* _EXERCISE TASK_:
Would you pull out every line of the material that contains the string "your"?

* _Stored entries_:
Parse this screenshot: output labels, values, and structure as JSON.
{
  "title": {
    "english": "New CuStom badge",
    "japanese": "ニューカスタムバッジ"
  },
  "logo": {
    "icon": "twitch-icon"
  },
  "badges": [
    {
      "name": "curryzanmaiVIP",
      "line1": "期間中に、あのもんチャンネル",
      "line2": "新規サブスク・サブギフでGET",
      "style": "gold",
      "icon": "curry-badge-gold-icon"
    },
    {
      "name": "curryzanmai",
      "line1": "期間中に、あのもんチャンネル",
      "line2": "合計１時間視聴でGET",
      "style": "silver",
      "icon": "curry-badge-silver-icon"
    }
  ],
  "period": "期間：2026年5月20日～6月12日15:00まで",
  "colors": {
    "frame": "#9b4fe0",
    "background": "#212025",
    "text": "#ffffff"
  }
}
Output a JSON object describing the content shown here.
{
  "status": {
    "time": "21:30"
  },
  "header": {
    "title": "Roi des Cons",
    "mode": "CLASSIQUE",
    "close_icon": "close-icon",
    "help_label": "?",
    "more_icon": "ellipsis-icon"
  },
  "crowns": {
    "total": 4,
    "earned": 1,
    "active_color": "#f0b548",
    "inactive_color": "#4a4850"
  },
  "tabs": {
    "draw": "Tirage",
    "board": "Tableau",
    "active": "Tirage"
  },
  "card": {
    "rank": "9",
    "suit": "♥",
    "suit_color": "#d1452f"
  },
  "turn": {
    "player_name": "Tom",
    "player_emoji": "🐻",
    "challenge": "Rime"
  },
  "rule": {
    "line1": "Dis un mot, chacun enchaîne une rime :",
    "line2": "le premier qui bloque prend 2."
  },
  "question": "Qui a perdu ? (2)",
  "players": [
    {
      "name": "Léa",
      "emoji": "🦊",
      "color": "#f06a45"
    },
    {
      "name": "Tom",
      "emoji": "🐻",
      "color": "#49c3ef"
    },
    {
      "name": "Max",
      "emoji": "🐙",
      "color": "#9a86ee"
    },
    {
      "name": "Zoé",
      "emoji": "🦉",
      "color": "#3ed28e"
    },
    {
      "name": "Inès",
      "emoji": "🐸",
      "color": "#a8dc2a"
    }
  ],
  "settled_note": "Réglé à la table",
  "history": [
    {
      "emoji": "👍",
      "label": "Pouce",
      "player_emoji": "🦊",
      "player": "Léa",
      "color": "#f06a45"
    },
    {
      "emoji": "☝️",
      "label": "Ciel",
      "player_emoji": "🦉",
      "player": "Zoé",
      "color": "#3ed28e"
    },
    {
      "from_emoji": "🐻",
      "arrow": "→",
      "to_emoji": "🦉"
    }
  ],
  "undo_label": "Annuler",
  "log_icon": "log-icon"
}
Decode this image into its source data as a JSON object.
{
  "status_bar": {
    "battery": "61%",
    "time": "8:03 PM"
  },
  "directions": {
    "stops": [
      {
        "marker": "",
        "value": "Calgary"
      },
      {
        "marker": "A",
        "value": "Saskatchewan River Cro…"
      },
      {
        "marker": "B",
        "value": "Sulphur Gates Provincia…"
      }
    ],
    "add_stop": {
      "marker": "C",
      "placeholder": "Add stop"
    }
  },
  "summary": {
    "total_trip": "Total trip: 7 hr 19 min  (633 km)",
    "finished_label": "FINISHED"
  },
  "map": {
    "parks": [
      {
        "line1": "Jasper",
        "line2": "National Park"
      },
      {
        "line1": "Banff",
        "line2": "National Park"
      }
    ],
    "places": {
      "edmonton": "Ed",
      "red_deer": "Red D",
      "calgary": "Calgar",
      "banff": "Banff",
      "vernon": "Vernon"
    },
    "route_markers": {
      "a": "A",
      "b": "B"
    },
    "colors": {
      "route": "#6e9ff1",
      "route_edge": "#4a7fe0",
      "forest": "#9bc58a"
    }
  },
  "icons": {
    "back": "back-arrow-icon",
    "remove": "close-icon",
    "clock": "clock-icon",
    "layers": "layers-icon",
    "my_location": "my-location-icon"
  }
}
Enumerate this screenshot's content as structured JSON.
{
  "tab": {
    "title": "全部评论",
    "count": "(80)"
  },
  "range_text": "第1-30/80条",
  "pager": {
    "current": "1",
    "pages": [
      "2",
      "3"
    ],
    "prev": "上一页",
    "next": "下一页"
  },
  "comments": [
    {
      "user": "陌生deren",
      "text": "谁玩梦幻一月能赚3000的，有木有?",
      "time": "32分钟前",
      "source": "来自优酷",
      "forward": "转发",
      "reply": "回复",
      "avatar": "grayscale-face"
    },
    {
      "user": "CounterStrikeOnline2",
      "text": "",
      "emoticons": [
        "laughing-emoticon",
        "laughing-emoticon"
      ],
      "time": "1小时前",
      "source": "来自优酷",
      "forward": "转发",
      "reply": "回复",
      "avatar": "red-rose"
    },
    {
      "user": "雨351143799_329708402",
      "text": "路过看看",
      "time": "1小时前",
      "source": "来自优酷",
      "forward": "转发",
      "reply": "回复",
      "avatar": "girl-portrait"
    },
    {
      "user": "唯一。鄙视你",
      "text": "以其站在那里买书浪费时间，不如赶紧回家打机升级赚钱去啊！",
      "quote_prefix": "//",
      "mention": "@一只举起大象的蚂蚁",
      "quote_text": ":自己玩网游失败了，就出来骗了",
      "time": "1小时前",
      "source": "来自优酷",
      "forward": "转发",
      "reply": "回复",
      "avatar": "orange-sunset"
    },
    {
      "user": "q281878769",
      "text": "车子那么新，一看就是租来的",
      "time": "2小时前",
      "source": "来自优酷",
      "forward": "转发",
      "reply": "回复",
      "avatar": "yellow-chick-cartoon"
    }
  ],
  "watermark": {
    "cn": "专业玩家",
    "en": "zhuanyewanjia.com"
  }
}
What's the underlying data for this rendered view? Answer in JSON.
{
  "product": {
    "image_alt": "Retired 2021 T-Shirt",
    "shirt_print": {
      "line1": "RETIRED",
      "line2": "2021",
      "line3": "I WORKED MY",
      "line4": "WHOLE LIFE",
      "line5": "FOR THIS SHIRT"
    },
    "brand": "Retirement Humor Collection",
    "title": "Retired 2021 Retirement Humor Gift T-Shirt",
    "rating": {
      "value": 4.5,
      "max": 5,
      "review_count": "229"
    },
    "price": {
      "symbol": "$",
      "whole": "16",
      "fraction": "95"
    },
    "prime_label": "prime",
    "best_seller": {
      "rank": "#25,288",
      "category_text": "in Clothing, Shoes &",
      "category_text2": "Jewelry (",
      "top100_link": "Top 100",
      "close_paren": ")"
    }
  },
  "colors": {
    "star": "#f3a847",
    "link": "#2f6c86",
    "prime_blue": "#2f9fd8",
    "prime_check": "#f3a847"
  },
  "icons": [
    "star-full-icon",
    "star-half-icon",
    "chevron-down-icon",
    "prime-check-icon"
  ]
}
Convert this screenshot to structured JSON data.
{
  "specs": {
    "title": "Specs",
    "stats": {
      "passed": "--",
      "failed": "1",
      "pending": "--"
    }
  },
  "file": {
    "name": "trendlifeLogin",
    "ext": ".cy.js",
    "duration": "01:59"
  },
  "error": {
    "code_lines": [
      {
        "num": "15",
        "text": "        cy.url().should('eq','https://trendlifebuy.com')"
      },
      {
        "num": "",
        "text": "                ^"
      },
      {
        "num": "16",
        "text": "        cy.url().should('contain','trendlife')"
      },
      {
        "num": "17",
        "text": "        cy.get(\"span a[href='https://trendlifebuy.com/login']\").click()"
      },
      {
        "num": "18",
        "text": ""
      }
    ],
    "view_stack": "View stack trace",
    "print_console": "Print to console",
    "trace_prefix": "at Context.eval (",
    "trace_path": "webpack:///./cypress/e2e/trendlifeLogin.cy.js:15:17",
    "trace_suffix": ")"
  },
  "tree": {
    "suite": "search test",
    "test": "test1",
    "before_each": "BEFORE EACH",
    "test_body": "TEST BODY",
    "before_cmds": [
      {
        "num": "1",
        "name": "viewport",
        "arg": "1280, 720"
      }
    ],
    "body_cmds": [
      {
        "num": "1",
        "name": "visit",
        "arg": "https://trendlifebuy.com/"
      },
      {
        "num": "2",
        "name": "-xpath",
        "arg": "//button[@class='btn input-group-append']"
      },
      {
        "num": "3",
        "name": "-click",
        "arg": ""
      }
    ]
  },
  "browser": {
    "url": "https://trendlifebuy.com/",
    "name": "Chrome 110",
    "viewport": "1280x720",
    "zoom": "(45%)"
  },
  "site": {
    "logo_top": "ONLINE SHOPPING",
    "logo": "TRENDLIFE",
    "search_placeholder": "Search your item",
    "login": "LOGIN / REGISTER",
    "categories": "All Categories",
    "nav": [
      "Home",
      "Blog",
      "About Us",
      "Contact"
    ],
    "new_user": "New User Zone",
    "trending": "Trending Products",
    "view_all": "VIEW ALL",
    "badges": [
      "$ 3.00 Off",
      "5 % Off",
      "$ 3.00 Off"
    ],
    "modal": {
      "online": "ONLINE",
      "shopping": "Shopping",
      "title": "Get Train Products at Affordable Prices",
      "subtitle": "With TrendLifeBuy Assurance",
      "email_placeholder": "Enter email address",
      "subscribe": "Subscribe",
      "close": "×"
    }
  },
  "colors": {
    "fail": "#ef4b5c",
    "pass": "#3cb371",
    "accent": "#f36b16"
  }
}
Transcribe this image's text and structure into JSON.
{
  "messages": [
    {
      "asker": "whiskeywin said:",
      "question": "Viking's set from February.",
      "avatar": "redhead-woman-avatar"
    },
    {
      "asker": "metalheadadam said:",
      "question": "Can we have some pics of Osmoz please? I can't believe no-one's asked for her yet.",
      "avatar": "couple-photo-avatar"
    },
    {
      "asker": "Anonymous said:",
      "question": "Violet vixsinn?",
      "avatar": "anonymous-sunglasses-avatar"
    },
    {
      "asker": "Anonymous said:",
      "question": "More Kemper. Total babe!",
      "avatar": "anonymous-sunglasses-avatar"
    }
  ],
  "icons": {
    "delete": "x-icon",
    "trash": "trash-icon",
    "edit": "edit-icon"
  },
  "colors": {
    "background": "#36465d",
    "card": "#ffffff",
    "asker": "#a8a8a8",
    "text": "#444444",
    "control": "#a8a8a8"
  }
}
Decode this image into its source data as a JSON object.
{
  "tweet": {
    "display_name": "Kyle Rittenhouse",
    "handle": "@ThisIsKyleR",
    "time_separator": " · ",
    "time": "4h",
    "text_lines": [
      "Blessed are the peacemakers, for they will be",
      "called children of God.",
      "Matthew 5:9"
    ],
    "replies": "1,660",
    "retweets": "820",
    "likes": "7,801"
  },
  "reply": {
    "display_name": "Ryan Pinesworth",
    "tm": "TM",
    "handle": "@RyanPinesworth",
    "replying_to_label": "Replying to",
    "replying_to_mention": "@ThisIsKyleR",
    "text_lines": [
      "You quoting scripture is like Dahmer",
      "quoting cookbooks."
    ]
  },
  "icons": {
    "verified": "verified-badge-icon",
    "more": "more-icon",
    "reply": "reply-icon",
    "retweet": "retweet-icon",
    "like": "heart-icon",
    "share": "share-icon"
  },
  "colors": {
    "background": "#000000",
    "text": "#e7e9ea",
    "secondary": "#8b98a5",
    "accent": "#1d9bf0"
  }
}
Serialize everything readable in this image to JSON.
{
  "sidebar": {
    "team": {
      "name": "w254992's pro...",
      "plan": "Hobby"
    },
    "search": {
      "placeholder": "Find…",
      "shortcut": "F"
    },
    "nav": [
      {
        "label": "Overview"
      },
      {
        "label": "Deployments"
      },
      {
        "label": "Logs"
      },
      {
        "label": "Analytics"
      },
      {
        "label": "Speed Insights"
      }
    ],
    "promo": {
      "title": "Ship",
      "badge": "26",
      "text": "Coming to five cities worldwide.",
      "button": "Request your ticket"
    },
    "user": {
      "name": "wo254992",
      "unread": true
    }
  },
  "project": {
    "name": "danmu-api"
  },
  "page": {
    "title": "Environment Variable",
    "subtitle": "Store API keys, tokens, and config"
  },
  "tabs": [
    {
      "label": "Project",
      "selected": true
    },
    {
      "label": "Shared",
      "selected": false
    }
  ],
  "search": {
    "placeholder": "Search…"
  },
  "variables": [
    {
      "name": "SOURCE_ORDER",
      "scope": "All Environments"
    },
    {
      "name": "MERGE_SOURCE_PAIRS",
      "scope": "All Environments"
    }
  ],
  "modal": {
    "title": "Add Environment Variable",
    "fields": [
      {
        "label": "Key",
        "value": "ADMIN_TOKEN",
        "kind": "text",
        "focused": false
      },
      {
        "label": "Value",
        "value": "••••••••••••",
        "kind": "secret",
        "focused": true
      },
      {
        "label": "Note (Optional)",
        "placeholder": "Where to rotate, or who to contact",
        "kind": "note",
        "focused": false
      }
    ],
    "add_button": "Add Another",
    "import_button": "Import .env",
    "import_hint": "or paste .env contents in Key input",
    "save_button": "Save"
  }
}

* _ANSWER_:
    "search_placeholder": "Search your item",
      "button": "Request your ticket"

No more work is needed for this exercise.